Look below. Copy each line that has "syften" in it.

--- start of LISTED ENTRIES ---

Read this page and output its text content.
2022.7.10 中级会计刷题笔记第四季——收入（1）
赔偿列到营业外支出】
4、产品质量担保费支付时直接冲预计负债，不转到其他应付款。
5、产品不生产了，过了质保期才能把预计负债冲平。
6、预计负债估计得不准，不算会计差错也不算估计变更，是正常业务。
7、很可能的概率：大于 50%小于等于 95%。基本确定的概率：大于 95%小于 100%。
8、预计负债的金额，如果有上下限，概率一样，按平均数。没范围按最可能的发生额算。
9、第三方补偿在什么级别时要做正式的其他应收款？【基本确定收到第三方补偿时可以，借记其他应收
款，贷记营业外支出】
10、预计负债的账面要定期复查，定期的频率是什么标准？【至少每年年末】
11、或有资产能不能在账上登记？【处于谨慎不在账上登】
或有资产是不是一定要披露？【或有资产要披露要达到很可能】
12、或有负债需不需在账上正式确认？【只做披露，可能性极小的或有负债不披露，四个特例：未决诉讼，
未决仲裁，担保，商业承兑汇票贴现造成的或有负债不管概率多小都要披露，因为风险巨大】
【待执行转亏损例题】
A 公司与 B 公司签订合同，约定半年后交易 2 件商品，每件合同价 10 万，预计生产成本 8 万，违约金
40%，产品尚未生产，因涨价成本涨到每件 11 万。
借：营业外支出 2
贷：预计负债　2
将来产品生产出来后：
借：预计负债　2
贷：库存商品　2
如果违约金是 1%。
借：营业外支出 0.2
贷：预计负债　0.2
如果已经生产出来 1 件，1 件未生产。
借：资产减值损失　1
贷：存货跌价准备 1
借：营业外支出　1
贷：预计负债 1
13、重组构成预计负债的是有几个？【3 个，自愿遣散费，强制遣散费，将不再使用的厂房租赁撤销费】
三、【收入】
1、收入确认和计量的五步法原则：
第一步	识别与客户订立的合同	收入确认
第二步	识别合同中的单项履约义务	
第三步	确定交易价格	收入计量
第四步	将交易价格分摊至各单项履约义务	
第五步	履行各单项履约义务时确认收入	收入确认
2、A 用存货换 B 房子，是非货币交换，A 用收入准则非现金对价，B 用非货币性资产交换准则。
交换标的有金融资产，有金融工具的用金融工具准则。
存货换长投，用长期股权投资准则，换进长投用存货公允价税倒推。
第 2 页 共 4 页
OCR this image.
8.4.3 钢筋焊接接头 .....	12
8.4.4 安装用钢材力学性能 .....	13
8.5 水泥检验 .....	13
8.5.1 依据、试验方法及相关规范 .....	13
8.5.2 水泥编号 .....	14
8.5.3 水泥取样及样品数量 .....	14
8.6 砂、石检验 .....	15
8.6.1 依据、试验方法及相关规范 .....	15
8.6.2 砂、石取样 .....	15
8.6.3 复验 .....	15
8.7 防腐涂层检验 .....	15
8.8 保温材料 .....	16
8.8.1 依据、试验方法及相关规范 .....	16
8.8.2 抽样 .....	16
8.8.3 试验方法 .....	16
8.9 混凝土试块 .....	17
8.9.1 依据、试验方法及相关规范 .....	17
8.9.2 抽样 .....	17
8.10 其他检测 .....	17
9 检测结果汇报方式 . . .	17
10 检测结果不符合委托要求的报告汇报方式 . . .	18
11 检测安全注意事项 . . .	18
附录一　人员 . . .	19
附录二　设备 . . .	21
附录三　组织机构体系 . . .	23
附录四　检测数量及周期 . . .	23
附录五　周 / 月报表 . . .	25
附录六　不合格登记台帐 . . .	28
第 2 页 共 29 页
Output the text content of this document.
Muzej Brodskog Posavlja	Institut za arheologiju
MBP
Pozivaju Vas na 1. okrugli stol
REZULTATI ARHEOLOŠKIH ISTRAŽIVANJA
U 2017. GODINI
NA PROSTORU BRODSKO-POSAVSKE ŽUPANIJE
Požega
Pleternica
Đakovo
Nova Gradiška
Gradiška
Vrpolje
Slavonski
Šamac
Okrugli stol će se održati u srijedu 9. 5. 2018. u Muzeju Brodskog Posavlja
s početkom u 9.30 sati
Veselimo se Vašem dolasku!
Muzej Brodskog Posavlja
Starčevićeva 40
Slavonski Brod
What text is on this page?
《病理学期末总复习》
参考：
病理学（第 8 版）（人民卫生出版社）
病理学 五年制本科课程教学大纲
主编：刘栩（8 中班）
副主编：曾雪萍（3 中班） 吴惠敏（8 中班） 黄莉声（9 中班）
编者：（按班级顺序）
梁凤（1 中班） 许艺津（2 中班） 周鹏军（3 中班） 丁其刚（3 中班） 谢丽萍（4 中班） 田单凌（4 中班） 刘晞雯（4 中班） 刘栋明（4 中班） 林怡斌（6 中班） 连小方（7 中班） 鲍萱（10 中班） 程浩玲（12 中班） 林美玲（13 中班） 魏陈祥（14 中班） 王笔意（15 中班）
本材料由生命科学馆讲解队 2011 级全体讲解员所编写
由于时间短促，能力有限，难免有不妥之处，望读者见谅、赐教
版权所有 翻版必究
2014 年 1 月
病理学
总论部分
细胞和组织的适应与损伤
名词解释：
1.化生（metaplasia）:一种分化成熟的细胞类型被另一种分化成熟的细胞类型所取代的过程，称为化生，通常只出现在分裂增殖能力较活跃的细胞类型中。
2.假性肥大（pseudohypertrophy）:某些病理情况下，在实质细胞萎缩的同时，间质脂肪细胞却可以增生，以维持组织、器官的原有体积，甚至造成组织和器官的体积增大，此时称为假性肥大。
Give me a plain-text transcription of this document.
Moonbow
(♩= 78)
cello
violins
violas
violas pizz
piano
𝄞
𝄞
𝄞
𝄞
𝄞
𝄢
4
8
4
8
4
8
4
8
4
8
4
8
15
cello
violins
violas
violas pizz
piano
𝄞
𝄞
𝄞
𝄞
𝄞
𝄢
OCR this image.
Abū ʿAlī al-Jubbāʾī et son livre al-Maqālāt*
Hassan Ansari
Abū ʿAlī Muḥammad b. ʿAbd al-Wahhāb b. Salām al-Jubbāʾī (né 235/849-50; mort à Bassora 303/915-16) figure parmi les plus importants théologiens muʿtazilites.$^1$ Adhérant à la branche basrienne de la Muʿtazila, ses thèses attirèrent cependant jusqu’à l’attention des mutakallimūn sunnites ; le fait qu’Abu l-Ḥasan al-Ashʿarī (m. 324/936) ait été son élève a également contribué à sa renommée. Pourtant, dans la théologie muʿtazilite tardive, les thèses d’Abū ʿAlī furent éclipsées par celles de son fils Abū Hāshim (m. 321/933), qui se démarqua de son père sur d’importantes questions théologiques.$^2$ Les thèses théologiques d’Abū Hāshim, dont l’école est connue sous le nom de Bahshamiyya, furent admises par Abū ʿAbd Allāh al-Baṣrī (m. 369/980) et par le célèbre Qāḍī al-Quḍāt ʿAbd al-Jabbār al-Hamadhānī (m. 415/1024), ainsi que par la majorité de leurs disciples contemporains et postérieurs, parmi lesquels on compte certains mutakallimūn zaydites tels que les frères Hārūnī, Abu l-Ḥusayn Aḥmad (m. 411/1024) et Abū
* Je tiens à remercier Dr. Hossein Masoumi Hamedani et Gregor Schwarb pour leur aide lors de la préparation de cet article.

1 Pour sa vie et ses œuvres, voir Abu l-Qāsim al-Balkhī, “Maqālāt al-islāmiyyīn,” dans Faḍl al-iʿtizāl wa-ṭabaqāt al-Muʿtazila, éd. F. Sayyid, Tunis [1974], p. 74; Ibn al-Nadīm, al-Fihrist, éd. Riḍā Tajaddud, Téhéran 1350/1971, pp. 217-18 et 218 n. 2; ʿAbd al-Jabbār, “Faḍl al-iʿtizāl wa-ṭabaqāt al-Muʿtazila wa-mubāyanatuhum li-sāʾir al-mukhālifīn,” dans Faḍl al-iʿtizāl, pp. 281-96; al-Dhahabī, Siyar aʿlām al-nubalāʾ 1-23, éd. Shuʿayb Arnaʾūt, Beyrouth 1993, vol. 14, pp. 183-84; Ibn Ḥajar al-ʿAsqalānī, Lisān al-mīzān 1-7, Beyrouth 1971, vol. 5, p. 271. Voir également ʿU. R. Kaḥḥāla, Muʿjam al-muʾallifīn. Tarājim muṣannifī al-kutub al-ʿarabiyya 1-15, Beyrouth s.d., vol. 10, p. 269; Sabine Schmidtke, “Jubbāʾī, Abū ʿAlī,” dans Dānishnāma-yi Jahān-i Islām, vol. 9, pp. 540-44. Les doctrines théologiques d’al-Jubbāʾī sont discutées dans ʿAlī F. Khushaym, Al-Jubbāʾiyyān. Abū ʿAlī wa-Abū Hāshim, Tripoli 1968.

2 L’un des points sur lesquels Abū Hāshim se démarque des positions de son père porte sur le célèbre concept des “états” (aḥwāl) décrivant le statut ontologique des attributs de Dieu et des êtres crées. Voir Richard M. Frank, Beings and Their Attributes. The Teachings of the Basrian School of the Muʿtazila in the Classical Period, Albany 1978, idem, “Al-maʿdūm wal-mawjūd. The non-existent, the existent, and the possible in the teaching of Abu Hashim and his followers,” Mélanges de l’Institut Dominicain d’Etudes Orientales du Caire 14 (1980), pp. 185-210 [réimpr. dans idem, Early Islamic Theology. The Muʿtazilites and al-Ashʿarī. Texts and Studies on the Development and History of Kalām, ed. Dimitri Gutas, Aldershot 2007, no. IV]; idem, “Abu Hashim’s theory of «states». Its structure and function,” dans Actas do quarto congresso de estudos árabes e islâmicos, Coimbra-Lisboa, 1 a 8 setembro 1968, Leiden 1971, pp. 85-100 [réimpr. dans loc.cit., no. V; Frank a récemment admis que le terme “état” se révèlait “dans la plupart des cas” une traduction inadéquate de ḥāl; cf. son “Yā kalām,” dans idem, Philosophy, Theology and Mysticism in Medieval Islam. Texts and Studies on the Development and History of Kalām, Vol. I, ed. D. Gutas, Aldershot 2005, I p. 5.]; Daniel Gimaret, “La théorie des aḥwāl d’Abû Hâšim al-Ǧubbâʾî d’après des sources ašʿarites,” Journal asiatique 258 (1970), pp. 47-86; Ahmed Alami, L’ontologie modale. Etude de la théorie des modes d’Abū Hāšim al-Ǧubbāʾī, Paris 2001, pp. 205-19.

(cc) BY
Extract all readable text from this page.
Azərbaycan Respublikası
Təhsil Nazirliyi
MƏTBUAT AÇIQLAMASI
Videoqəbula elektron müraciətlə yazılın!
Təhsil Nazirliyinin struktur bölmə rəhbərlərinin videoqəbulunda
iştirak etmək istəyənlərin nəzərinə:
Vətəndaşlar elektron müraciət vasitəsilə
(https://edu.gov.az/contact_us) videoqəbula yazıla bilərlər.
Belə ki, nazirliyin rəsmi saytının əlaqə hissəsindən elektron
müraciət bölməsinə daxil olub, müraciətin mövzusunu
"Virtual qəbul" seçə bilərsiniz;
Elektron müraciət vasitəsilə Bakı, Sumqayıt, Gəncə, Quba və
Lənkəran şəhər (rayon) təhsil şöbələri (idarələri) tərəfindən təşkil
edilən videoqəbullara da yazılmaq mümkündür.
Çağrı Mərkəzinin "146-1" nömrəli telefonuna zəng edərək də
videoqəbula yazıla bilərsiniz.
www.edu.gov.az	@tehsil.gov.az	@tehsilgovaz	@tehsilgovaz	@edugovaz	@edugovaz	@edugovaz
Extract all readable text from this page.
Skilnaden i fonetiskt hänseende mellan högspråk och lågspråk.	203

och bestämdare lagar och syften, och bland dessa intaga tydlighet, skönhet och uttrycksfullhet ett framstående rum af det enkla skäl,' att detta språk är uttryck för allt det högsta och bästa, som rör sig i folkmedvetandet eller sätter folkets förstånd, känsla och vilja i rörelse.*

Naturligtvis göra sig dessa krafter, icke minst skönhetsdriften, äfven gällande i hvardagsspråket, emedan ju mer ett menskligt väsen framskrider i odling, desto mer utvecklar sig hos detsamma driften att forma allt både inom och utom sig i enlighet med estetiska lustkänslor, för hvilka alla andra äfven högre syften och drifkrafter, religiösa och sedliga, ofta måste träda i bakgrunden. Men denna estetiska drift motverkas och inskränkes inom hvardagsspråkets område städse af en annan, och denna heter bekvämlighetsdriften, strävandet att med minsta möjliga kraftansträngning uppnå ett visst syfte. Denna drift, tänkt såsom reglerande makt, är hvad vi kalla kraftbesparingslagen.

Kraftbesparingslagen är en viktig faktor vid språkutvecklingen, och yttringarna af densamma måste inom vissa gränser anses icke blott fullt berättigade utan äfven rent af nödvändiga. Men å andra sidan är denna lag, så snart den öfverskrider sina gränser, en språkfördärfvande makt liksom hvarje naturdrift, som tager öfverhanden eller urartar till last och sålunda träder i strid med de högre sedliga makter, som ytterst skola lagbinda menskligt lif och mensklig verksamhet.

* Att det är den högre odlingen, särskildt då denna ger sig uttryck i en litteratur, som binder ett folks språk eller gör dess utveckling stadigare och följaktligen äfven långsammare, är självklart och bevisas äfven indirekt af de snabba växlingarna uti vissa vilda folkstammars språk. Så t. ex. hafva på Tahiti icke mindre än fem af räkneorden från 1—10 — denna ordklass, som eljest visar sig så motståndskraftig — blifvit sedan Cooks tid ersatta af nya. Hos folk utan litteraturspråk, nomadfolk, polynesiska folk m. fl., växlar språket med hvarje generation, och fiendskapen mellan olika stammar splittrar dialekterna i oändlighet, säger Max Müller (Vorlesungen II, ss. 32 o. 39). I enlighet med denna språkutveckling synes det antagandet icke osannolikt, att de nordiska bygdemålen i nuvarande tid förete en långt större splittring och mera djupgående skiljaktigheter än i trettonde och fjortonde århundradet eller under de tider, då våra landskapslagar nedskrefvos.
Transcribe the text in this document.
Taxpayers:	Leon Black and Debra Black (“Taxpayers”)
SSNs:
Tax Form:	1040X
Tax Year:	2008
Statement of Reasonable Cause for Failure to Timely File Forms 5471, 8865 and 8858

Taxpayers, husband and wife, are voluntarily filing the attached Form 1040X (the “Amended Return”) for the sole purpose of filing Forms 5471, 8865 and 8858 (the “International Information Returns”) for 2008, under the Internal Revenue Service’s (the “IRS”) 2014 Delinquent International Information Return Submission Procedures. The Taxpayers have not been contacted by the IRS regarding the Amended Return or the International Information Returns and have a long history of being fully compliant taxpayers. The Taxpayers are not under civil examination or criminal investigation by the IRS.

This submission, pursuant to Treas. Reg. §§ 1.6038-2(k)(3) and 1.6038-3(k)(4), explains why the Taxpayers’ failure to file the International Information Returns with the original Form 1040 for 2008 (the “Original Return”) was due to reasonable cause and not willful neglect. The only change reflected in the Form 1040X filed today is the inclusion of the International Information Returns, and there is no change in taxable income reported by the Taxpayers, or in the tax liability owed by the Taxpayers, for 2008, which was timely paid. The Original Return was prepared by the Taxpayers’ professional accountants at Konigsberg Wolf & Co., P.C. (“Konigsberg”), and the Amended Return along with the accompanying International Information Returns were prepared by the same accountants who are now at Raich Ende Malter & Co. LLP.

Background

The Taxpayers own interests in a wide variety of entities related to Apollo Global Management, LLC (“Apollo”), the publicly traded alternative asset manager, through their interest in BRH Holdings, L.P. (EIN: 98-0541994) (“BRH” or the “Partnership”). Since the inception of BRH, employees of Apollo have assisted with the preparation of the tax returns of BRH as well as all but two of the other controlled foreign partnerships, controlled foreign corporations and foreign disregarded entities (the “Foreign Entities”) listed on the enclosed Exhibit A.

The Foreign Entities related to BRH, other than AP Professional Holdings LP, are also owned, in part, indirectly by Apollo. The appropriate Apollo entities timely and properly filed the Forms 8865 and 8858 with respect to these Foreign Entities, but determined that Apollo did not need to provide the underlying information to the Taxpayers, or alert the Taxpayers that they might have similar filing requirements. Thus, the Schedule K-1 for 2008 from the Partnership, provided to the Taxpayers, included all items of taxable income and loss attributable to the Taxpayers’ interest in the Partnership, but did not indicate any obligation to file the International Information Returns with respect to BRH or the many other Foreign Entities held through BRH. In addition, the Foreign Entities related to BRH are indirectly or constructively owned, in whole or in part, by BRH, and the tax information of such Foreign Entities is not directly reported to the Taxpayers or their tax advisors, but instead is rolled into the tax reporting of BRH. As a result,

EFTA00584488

--- end of LISTED ENTRIES ---

EXPECTED ANSWER:
och bestämdare lagar och syften, och bland dessa intaga tydlighet, skönhet och uttrycksfullhet ett framstående rum af det enkla skäl,' att detta språk är uttryck för allt det högsta och bästa, som rör sig i folkmedvetandet eller sätter folkets förstånd, känsla och vilja i rörelse.*
Naturligtvis göra sig dessa krafter, icke minst skönhetsdriften, äfven gällande i hvardagsspråket, emedan ju mer ett menskligt väsen framskrider i odling, desto mer utvecklar sig hos detsamma driften att forma allt både inom och utom sig i enlighet med estetiska lustkänslor, för hvilka alla andra äfven högre syften och drifkrafter, religiösa och sedliga, ofta måste träda i bakgrunden. Men denna estetiska drift motverkas och inskränkes inom hvardagsspråkets område städse af en annan, och denna heter bekvämlighetsdriften, strävandet att med minsta möjliga kraftansträngning uppnå ett visst syfte. Denna drift, tänkt såsom reglerande makt, är hvad vi kalla kraftbesparingslagen.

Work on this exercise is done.